- What is expected:
In the listing below, locate the lines that hold the string "perpend". Copy those lines.

(Stored records)
==================================================
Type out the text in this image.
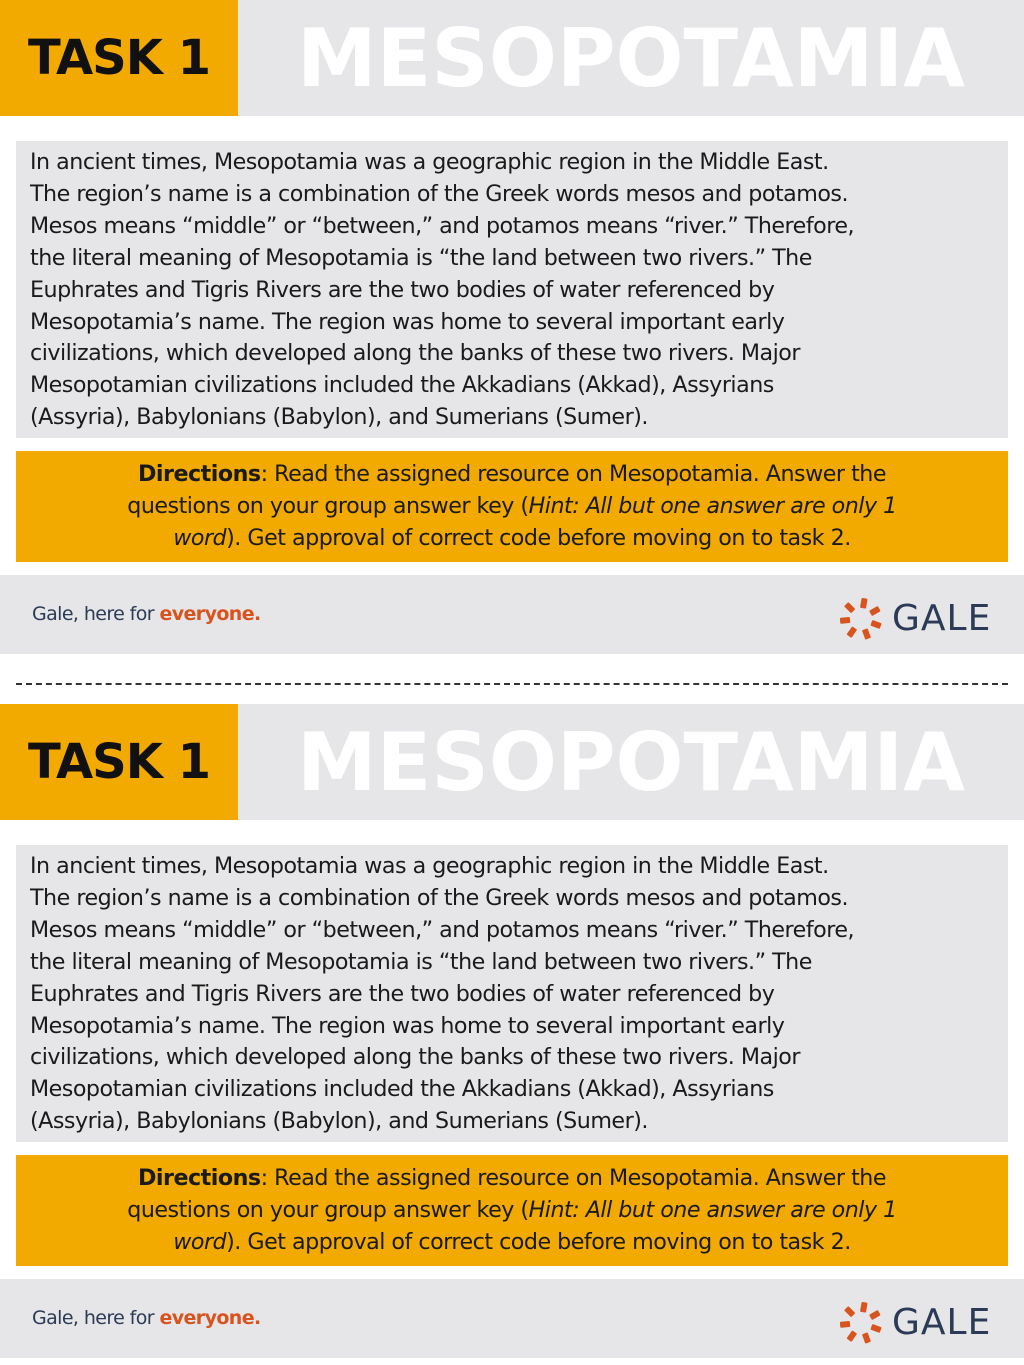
TASK 1	MESOPOTAMIA
In ancient times, Mesopotamia was a geographic region in the Middle East.
The region’s name is a combination of the Greek words mesos and potamos.
Mesos means “middle” or “between,” and potamos means “river.” Therefore,
the literal meaning of Mesopotamia is “the land between two rivers.” The
Euphrates and Tigris Rivers are the two bodies of water referenced by
Mesopotamia’s name. The region was home to several important early
civilizations, which developed along the banks of these two rivers. Major
Mesopotamian civilizations included the Akkadians (Akkad), Assyrians
(Assyria), Babylonians (Babylon), and Sumerians (Sumer).
Directions: Read the assigned resource on Mesopotamia. Answer the
questions on your group answer key (Hint: All but one answer are only 1
word). Get approval of correct code before moving on to task 2.
Gale, here for everyone.	GALE
TASK 1	MESOPOTAMIA
In ancient times, Mesopotamia was a geographic region in the Middle East.
The region’s name is a combination of the Greek words mesos and potamos.
Mesos means “middle” or “between,” and potamos means “river.” Therefore,
the literal meaning of Mesopotamia is “the land between two rivers.” The
Euphrates and Tigris Rivers are the two bodies of water referenced by
Mesopotamia’s name. The region was home to several important early
civilizations, which developed along the banks of these two rivers. Major
Mesopotamian civilizations included the Akkadians (Akkad), Assyrians
(Assyria), Babylonians (Babylon), and Sumerians (Sumer).
Directions: Read the assigned resource on Mesopotamia. Answer the
questions on your group answer key (Hint: All but one answer are only 1
word). Get approval of correct code before moving on to task 2.
Gale, here for everyone.	GALE
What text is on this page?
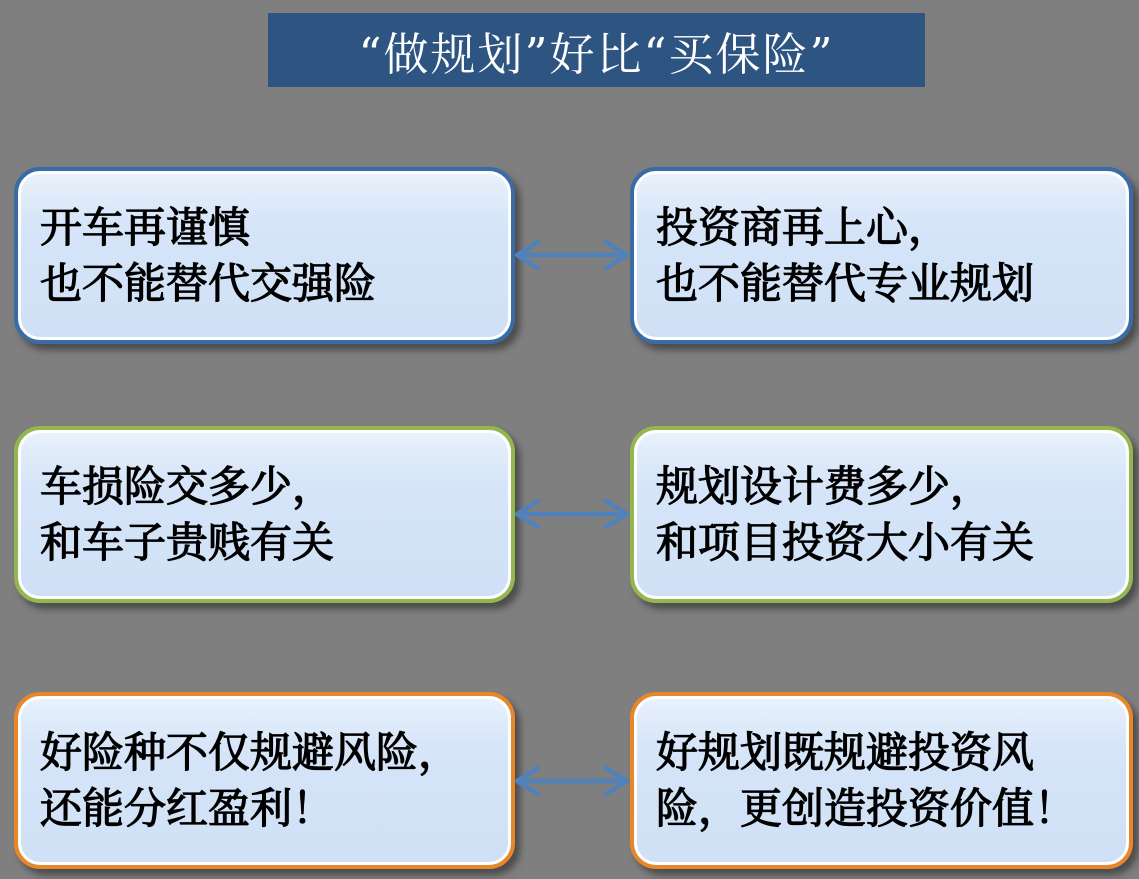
“做规划”好比“买保险”
开车再谨慎
也不能替代交强险
投资商再上心，
也不能替代专业规划
车损险交多少，
和车子贵贱有关
规划设计费多少，
和项目投资大小有关
好险种不仅规避风险，
还能分红盈利！
好规划既规避投资风
险，更创造投资价值！
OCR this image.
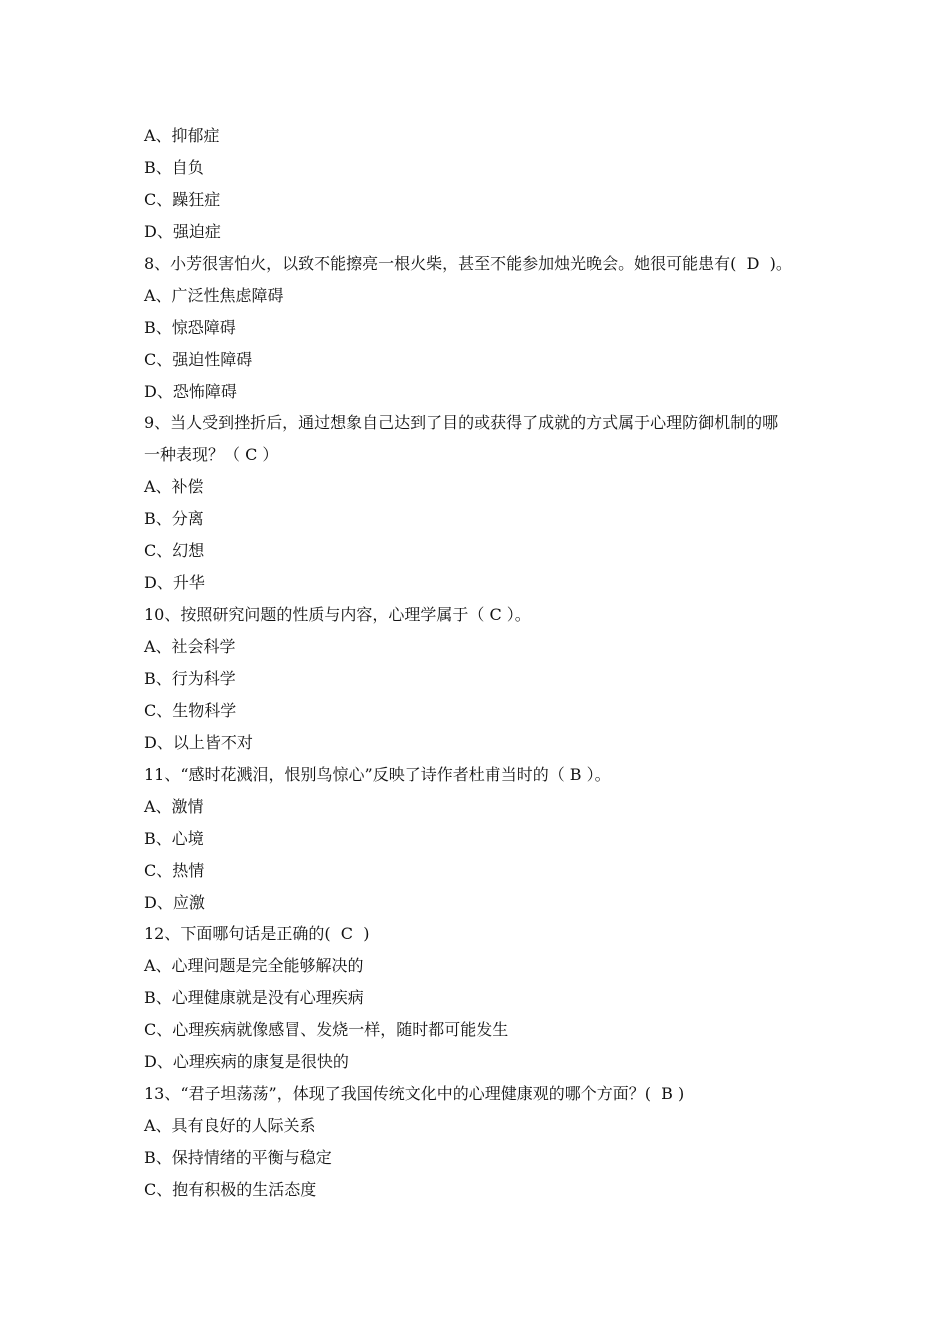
A、抑郁症
B、自负
C、躁狂症
D、强迫症
8、小芳很害怕火，以致不能擦亮一根火柴，甚至不能参加烛光晚会。她很可能患有(  D  )。
A、广泛性焦虑障碍
B、惊恐障碍
C、强迫性障碍
D、恐怖障碍
9、当人受到挫折后，通过想象自己达到了目的或获得了成就的方式属于心理防御机制的哪
一种表现？（ C ）
A、补偿
B、分离
C、幻想
D、升华
10、按照研究问题的性质与内容，心理学属于（ C ）。
A、社会科学
B、行为科学
C、生物科学
D、以上皆不对
11、“感时花溅泪，恨别鸟惊心”反映了诗作者杜甫当时的（ B ）。
A、激情
B、心境
C、热情
D、应激
12、下面哪句话是正确的(  C  )
A、心理问题是完全能够解决的
B、心理健康就是没有心理疾病
C、心理疾病就像感冒、发烧一样，随时都可能发生
D、心理疾病的康复是很快的
13、“君子坦荡荡”，体现了我国传统文化中的心理健康观的哪个方面？(  B )
A、具有良好的人际关系
B、保持情绪的平衡与稳定
C、抱有积极的生活态度
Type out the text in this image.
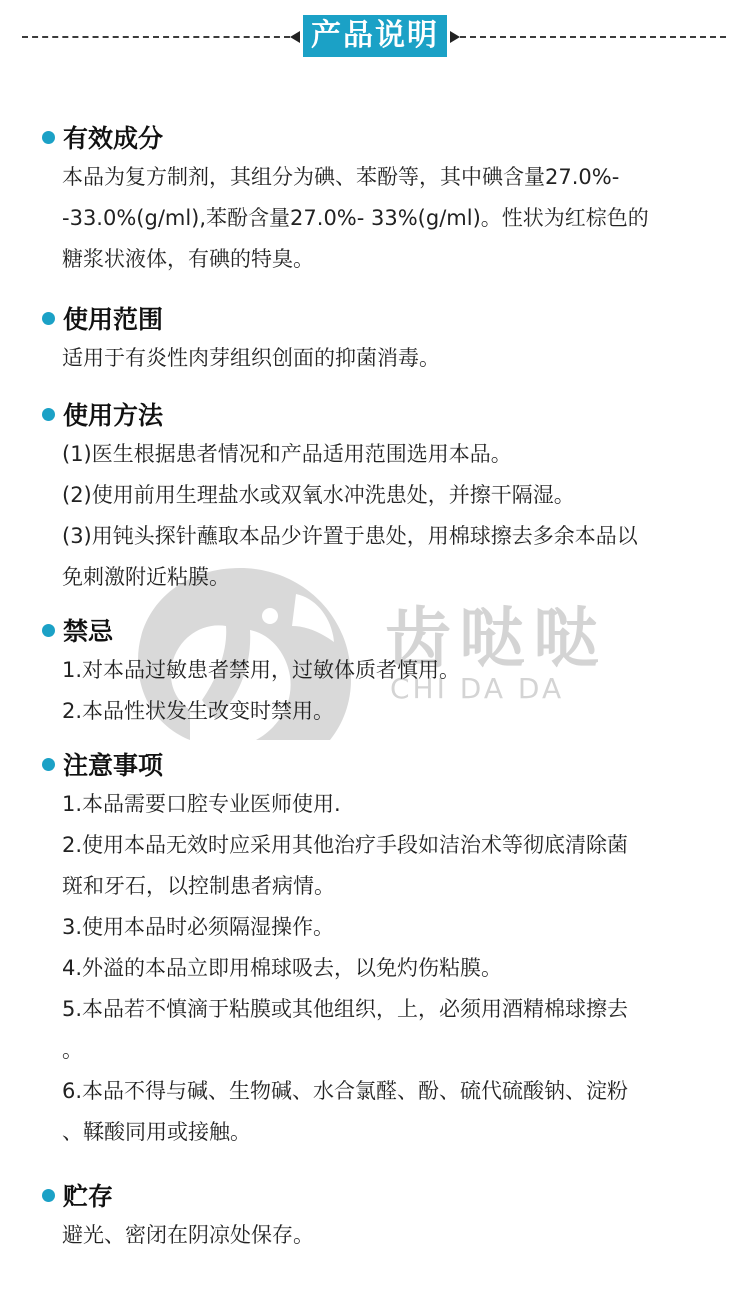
产品说明
齿哒哒
CHI DA DA
有效成分
本品为复方制剂，其组分为碘、苯酚等，其中碘含量27.0%-
-33.0%(g/ml),苯酚含量27.0%- 33%(g/ml)。性状为红棕色的
糖浆状液体，有碘的特臭。
使用范围
适用于有炎性肉芽组织创面的抑菌消毒。
使用方法
(1)医生根据患者情况和产品适用范围选用本品。
(2)使用前用生理盐水或双氧水冲洗患处，并擦干隔湿。
(3)用钝头探针蘸取本品少许置于患处，用棉球擦去多余本品以
免刺激附近粘膜。
禁忌
1.对本品过敏患者禁用，过敏体质者慎用。
2.本品性状发生改变时禁用。
注意事项
1.本品需要口腔专业医师使用.
2.使用本品无效时应采用其他治疗手段如洁治术等彻底清除菌
斑和牙石，以控制患者病情。
3.使用本品时必须隔湿操作。
4.外溢的本品立即用棉球吸去，以免灼伤粘膜。
5.本品若不慎滴于粘膜或其他组织，上，必须用酒精棉球擦去
。
6.本品不得与碱、生物碱、水合氯醛、酚、硫代硫酸钠、淀粉
、鞣酸同用或接触。
贮存
避光、密闭在阴凉处保存。
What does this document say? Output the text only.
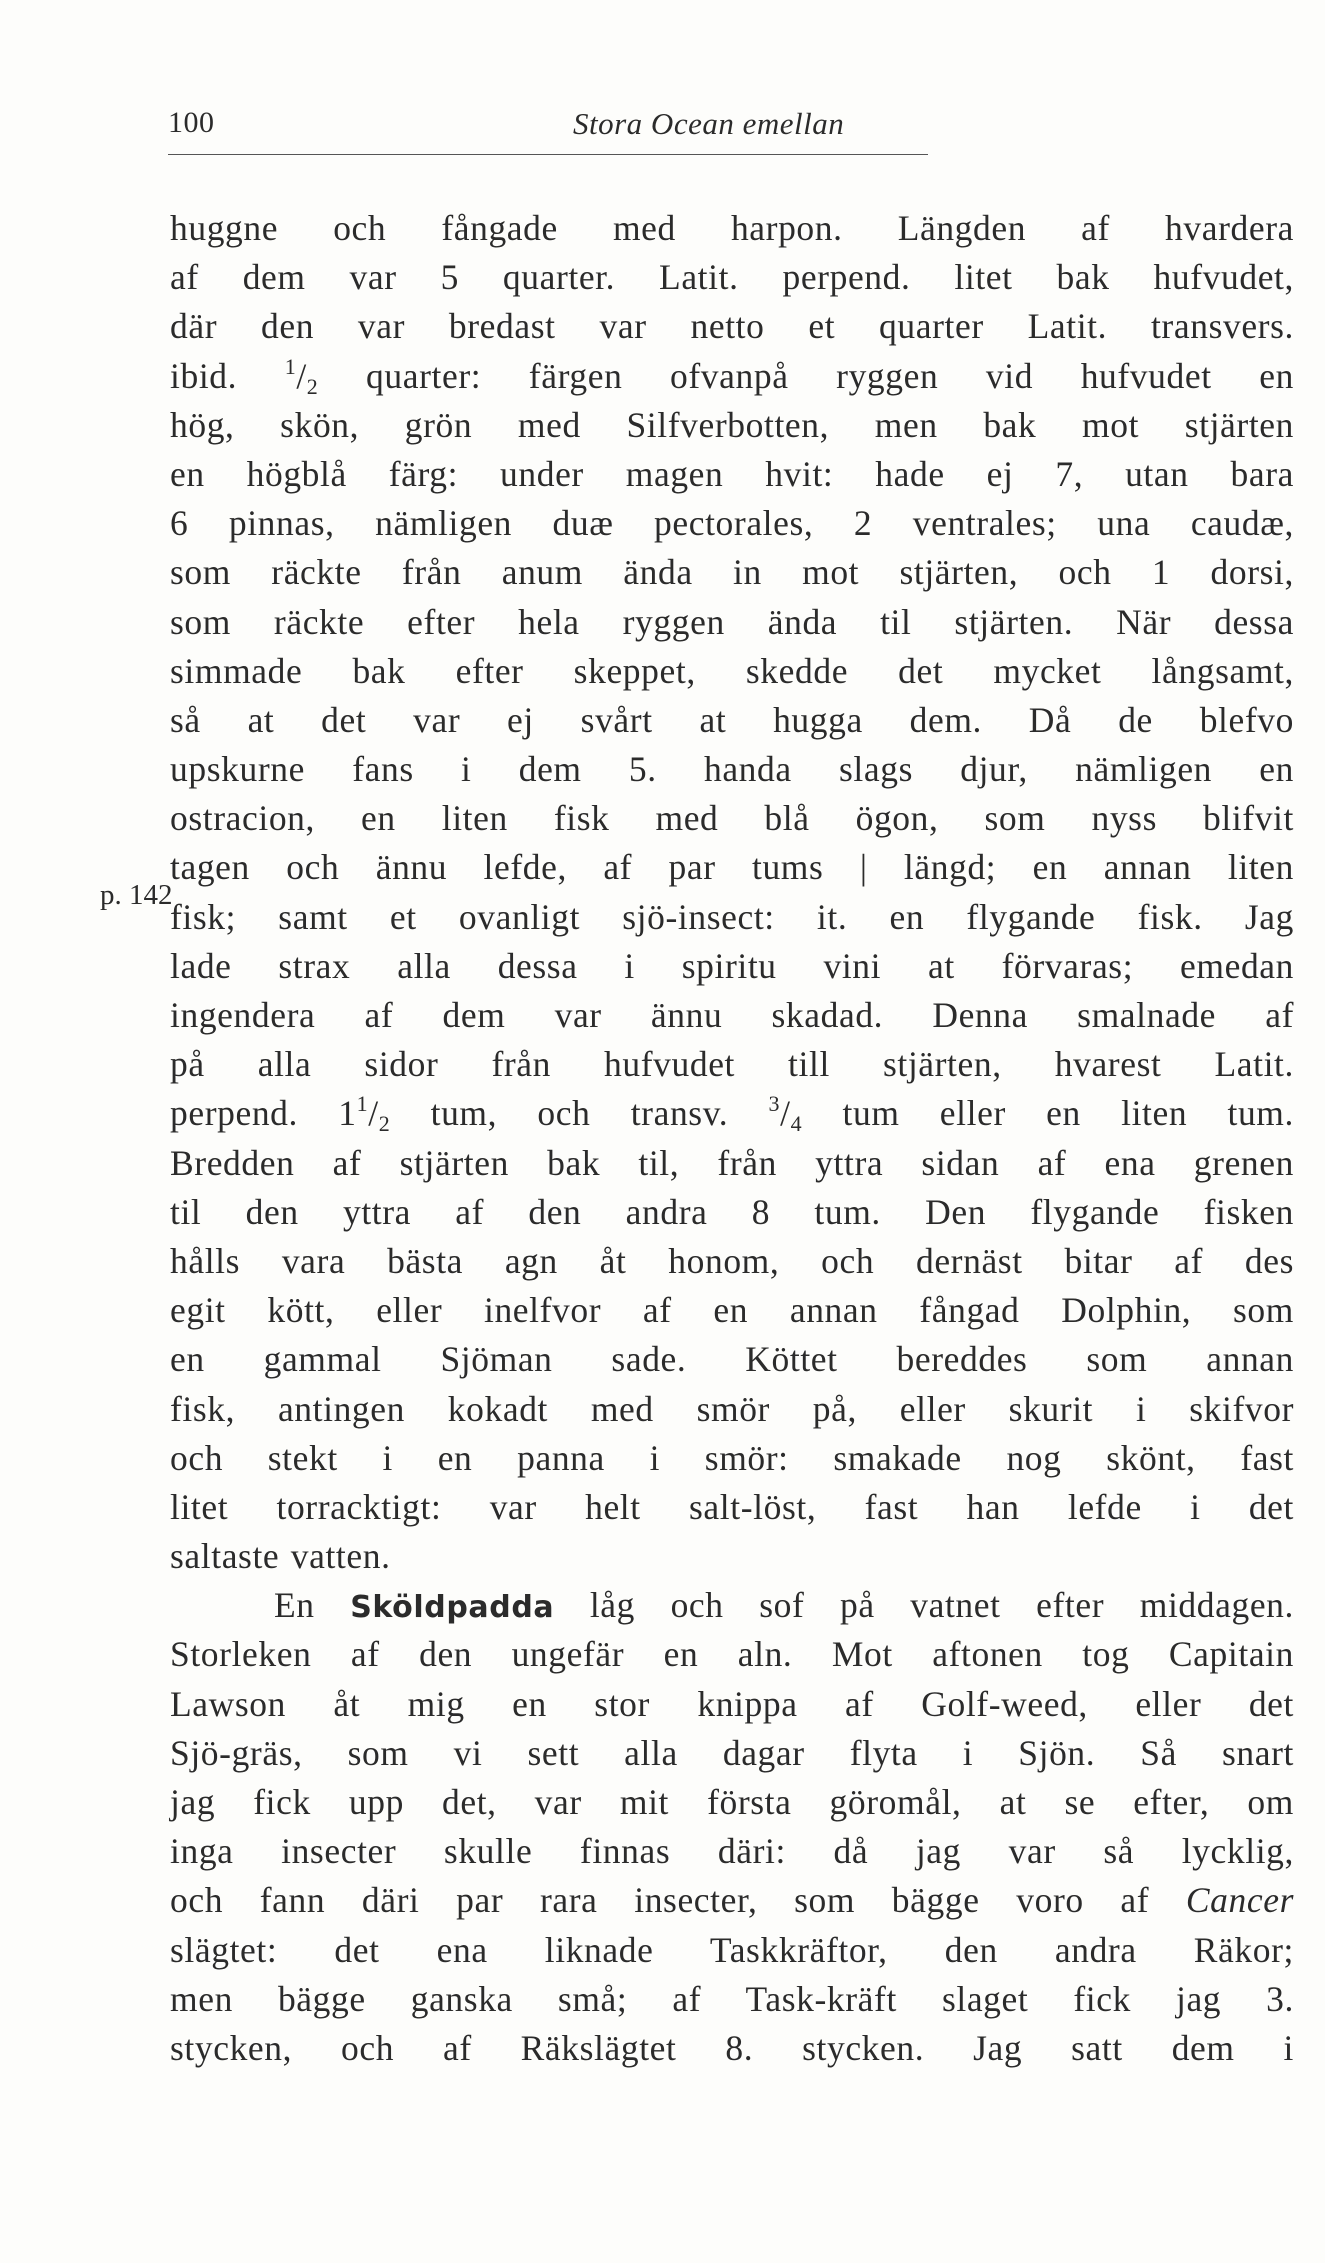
100	Stora Ocean emellan
p. 142
huggne och fångade med harpon. Längden af hvardera
af dem var 5 quarter. Latit. perpend. litet bak hufvudet,
där den var bredast var netto et quarter Latit. transvers.
ibid. $^1/_2$ quarter: färgen ofvanpå ryggen vid hufvudet en
hög, skön, grön med Silfverbotten, men bak mot stjärten
en högblå färg: under magen hvit: hade ej 7, utan bara
6 pinnas, nämligen duæ pectorales, 2 ventrales; una caudæ,
som räckte från anum ända in mot stjärten, och 1 dorsi,
som räckte efter hela ryggen ända til stjärten. När dessa
simmade bak efter skeppet, skedde det mycket långsamt,
så at det var ej svårt at hugga dem. Då de blefvo
upskurne fans i dem 5. handa slags djur, nämligen en
ostracion, en liten fisk med blå ögon, som nyss blifvit
tagen och ännu lefde, af par tums | längd; en annan liten
fisk; samt et ovanligt sjö-insect: it. en flygande fisk. Jag
lade strax alla dessa i spiritu vini at förvaras; emedan
ingendera af dem var ännu skadad. Denna smalnade af
på alla sidor från hufvudet till stjärten, hvarest Latit.
perpend. $1^1/_2$ tum, och transv. $^3/_4$ tum eller en liten tum.
Bredden af stjärten bak til, från yttra sidan af ena grenen
til den yttra af den andra 8 tum. Den flygande fisken
hålls vara bästa agn åt honom, och dernäst bitar af des
egit kött, eller inelfvor af en annan fångad Dolphin, som
en gammal Sjöman sade. Köttet bereddes som annan
fisk, antingen kokadt med smör på, eller skurit i skifvor
och stekt i en panna i smör: smakade nog skönt, fast
litet torracktigt: var helt salt-löst, fast han lefde i det
saltaste vatten.
En Sköldpadda låg och sof på vatnet efter middagen.
Storleken af den ungefär en aln. Mot aftonen tog Capitain
Lawson åt mig en stor knippa af Golf-weed, eller det
Sjö-gräs, som vi sett alla dagar flyta i Sjön. Så snart
jag fick upp det, var mit första göromål, at se efter, om
inga insecter skulle finnas däri: då jag var så lycklig,
och fann däri par rara insecter, som bägge voro af Cancer
slägtet: det ena liknade Taskkräftor, den andra Räkor;
men bägge ganska små; af Task-kräft slaget fick jag 3.
stycken, och af Räkslägtet 8. stycken. Jag satt dem i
==================================================
- Answer to the task:
af dem var 5 quarter. Latit. perpend. litet bak hufvudet,
perpend. $1^1/_2$ tum, och transv. $^3/_4$ tum eller en liten tum.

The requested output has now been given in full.